## GIVEN PROBLEM
Gather all lines in the entries that include the word "Suite".

## SUPPLIED DATA
·····
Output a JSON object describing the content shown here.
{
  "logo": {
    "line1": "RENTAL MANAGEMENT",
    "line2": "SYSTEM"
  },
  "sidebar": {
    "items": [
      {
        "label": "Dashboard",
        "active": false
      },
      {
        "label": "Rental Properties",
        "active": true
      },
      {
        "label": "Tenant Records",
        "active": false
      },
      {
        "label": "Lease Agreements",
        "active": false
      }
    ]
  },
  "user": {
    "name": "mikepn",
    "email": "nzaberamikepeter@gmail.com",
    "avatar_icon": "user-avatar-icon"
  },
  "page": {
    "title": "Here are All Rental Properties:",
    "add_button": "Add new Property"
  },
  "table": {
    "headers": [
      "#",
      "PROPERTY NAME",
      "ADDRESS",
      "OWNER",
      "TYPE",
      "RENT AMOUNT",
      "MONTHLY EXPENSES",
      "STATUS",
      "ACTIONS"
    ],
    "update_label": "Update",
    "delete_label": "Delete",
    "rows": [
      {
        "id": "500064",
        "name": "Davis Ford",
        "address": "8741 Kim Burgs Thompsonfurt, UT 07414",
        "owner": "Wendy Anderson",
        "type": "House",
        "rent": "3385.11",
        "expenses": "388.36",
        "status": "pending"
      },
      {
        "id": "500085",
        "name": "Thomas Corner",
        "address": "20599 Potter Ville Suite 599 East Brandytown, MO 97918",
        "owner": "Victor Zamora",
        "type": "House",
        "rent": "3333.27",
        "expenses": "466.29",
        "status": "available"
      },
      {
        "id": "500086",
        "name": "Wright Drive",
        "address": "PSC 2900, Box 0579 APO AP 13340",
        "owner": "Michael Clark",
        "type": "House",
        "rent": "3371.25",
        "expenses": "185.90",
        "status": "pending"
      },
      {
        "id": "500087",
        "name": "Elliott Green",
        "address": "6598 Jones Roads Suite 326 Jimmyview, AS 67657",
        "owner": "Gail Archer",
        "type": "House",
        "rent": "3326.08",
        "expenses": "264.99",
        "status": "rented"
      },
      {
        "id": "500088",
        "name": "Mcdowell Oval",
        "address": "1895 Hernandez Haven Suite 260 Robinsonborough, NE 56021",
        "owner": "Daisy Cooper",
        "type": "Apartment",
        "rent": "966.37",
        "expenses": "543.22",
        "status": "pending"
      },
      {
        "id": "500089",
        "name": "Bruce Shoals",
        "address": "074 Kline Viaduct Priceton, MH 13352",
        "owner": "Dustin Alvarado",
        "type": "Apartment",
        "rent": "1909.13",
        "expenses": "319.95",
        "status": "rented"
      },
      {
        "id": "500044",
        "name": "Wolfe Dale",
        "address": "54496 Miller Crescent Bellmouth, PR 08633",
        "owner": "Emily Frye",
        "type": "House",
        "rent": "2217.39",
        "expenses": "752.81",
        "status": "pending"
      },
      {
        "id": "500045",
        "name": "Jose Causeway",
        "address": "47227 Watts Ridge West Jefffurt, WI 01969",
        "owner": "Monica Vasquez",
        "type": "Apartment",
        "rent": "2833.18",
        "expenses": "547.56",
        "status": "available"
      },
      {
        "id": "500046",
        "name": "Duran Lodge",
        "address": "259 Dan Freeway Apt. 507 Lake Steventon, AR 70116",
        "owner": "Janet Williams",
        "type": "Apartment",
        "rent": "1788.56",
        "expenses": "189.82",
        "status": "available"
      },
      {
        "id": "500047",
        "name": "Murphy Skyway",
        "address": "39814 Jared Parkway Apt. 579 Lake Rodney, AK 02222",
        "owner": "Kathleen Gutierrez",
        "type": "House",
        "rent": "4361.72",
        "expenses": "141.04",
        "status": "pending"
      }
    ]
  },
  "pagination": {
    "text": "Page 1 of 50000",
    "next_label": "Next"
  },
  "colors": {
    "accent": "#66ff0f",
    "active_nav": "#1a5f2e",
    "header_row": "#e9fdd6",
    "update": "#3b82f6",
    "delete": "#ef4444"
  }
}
·····
## EXPECTED OUTPUT
        "address": "20599 Potter Ville Suite 599 East Brandytown, MO 97918",
        "address": "6598 Jones Roads Suite 326 Jimmyview, AS 67657",
        "address": "1895 Hernandez Haven Suite 260 Robinsonborough, NE 56021",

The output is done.